Begin

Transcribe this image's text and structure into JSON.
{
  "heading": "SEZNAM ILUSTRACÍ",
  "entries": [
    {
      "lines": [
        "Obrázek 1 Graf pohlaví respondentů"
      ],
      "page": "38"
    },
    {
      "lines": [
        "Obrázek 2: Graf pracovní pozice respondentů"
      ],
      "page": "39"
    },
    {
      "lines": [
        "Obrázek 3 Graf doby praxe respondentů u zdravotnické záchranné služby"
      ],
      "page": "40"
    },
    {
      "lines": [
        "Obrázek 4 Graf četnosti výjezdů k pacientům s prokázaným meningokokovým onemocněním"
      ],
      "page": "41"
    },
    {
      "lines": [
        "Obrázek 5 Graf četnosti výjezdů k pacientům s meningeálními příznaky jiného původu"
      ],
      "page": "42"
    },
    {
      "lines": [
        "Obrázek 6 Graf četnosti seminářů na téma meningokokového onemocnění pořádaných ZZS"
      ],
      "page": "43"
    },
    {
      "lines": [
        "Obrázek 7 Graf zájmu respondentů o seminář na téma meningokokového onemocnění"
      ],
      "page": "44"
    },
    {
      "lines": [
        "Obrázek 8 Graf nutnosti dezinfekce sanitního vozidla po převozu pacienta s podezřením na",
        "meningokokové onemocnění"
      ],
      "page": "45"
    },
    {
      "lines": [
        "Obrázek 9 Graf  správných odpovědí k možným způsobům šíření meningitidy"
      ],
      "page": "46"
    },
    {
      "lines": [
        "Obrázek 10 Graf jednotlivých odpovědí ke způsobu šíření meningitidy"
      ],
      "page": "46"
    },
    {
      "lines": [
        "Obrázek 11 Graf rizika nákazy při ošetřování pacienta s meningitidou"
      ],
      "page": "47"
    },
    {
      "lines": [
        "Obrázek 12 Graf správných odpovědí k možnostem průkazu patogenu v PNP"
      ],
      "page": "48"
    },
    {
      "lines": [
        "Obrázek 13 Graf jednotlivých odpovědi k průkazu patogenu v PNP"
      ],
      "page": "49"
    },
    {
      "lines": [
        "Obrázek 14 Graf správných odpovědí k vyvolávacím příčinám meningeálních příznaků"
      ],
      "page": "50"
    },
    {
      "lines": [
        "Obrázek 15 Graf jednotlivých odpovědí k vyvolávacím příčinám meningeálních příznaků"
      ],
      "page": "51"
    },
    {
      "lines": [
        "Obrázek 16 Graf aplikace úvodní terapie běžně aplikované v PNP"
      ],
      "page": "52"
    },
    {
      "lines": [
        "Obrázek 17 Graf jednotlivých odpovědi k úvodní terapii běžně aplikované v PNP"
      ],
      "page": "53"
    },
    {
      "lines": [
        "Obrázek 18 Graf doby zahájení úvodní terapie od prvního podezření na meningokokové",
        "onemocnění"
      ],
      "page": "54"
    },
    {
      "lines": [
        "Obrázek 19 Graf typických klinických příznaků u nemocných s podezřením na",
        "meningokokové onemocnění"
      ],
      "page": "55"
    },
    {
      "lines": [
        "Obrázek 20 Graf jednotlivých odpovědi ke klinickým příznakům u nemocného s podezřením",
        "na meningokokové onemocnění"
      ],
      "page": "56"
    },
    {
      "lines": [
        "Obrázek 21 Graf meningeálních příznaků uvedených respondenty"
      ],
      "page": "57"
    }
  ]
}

End

▶ Exercise instructions
Reply with one number only, the count of lines above that hold the string "úvodní".

▶ Exercise answer
3